_REQUIRED WORK_
Lines that contain the string "составляет" are to be copied; leave out all others.

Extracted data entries

'''

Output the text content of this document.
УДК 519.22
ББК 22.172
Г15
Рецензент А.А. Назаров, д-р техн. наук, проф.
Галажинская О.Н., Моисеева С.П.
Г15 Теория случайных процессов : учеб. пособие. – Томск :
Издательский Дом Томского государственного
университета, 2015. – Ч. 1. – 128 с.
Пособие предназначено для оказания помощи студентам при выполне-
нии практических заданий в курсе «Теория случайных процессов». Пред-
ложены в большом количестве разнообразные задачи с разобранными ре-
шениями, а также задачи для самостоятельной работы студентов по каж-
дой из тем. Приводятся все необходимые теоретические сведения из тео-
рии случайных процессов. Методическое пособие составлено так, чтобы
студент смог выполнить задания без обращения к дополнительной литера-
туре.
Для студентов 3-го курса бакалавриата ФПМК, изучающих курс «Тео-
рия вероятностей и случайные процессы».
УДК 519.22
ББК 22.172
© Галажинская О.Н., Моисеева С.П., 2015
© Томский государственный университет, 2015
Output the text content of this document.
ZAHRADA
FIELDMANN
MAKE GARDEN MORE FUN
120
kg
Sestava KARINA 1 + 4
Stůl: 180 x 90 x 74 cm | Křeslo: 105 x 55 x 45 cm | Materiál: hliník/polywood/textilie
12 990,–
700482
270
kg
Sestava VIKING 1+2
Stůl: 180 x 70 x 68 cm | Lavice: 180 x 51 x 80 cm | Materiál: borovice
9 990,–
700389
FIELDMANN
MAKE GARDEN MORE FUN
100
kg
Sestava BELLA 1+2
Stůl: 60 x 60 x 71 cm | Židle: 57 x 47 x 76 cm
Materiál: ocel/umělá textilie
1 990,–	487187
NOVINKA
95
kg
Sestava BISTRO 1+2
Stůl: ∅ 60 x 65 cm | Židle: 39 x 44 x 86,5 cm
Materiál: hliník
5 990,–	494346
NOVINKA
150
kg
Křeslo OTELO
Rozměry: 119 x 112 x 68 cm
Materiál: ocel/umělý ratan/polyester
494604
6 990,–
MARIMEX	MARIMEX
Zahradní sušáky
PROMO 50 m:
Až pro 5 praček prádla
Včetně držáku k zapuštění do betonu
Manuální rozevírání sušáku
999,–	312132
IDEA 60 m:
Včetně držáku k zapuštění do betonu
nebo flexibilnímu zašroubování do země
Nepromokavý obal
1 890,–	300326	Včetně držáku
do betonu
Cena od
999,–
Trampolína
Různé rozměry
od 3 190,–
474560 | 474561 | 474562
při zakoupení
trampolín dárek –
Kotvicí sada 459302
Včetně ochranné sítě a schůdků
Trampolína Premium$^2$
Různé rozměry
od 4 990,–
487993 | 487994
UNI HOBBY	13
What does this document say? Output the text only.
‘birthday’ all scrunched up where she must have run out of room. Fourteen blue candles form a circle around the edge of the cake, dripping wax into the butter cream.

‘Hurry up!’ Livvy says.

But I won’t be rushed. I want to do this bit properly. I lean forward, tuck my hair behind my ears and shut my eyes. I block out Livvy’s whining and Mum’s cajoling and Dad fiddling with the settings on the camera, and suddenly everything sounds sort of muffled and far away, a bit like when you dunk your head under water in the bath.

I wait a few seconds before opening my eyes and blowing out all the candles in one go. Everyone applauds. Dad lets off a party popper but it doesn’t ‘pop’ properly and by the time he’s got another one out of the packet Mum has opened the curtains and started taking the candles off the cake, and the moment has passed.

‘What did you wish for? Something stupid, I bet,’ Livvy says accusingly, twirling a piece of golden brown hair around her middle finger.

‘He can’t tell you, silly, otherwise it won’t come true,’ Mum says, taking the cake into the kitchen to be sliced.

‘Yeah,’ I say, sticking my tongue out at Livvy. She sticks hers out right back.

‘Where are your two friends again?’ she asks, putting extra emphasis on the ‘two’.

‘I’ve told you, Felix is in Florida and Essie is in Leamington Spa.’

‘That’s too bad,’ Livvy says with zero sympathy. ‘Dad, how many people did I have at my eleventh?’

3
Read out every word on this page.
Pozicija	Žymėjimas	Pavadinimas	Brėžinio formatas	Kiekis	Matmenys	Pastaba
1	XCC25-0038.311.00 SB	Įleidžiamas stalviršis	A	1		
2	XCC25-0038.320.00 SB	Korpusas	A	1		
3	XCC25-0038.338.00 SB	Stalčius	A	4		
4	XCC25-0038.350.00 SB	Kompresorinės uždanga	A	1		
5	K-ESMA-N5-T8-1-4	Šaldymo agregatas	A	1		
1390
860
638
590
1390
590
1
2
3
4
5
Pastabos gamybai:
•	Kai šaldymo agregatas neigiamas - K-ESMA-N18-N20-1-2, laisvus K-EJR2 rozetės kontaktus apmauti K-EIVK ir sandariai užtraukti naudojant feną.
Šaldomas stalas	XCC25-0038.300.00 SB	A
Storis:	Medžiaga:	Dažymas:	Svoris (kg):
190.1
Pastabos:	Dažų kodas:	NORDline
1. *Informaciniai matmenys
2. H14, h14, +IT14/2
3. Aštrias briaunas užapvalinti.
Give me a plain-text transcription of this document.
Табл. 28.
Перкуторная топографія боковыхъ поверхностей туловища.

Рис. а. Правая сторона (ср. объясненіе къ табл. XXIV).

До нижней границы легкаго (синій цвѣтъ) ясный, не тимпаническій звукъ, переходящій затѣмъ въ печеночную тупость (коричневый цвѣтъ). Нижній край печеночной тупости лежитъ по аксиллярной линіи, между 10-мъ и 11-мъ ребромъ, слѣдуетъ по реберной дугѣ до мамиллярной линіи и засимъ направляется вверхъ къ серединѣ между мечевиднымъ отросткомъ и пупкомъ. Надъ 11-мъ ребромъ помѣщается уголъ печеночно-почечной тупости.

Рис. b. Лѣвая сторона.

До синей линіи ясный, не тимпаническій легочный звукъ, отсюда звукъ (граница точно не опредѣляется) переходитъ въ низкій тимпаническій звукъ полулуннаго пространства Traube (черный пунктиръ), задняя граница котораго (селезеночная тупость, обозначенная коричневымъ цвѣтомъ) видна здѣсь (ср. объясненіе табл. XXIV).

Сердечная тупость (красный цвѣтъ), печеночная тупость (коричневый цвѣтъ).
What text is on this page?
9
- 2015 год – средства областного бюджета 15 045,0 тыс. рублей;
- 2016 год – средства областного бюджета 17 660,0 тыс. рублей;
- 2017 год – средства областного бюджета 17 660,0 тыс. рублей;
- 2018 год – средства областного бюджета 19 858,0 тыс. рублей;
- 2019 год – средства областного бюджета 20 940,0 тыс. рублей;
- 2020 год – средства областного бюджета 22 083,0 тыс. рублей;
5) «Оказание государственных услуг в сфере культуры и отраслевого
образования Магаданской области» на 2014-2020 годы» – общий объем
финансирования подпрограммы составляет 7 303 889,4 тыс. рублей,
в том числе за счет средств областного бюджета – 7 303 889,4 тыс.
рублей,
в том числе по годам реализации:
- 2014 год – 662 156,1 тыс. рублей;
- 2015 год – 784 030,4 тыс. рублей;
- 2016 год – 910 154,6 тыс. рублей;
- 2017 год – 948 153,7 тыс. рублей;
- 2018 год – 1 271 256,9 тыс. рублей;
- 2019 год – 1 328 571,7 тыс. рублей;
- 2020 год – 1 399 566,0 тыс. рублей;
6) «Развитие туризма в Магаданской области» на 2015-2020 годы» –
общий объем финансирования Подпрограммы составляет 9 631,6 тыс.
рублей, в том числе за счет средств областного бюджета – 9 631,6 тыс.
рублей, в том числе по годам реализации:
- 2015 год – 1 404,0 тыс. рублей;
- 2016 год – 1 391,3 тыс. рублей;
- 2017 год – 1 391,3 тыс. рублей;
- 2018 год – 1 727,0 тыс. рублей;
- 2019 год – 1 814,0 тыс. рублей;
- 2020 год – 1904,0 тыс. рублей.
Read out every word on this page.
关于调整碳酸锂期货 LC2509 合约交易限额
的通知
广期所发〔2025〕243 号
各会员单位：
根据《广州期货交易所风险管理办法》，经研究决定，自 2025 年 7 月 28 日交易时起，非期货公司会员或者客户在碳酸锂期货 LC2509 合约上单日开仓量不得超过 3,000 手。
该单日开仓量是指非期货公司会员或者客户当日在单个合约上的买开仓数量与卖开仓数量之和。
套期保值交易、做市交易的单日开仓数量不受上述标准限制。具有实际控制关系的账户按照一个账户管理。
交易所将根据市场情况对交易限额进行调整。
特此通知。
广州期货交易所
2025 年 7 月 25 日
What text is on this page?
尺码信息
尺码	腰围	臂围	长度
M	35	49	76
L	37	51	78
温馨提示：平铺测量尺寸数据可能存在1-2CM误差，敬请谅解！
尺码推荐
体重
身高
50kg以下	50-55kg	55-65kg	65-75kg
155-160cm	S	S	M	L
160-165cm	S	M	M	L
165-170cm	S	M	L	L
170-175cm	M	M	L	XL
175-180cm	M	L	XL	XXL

'''

_ANSWER TO THIS TASK_
финансирования подпрограммы составляет 7 303 889,4 тыс. рублей,
общий объем финансирования Подпрограммы составляет 9 631,6 тыс.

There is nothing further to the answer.